Exercise instructions: Extract each line from the entries below that has the string "Graphics" in it.

(Records contained in a dataset)
— Start —

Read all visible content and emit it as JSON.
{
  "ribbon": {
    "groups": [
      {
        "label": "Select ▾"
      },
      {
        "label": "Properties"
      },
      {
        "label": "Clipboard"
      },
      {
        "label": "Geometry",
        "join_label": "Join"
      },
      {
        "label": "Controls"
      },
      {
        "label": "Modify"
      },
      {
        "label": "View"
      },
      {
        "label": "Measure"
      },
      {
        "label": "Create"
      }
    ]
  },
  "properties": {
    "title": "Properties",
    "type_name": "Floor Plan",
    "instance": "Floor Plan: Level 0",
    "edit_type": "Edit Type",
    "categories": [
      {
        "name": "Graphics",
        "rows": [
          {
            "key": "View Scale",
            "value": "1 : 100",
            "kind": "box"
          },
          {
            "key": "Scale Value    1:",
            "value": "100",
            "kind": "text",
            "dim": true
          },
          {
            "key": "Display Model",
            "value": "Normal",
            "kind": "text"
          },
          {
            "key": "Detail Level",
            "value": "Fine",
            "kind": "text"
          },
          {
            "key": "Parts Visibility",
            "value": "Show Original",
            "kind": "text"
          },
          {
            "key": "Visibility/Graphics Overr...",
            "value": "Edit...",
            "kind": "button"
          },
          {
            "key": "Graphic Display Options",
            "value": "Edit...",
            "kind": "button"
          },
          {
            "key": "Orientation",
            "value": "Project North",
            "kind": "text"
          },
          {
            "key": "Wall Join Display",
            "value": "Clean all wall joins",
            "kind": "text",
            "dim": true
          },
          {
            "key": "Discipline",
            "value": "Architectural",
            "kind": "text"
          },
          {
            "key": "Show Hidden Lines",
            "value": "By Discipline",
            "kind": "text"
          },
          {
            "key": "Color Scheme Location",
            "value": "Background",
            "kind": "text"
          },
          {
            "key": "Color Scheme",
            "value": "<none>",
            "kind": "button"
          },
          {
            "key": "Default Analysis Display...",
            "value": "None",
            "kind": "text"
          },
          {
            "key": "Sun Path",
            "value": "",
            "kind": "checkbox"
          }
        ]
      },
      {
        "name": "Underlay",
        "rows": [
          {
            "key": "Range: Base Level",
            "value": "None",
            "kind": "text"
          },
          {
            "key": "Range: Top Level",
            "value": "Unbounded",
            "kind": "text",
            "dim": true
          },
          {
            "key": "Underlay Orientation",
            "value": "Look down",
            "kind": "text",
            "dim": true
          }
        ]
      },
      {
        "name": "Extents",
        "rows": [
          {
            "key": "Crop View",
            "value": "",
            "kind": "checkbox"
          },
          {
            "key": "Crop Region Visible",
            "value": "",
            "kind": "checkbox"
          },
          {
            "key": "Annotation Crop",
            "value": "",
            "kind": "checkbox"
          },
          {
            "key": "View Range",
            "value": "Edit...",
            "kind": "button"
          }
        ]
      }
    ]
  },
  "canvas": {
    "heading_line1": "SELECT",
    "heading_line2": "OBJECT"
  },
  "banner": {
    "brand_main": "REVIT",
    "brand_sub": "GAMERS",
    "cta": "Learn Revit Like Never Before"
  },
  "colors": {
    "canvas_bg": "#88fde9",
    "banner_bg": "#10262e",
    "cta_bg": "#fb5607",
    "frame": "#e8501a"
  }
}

— End —

Exercise output:
        "name": "Graphics",
            "key": "Visibility/Graphics Overr...",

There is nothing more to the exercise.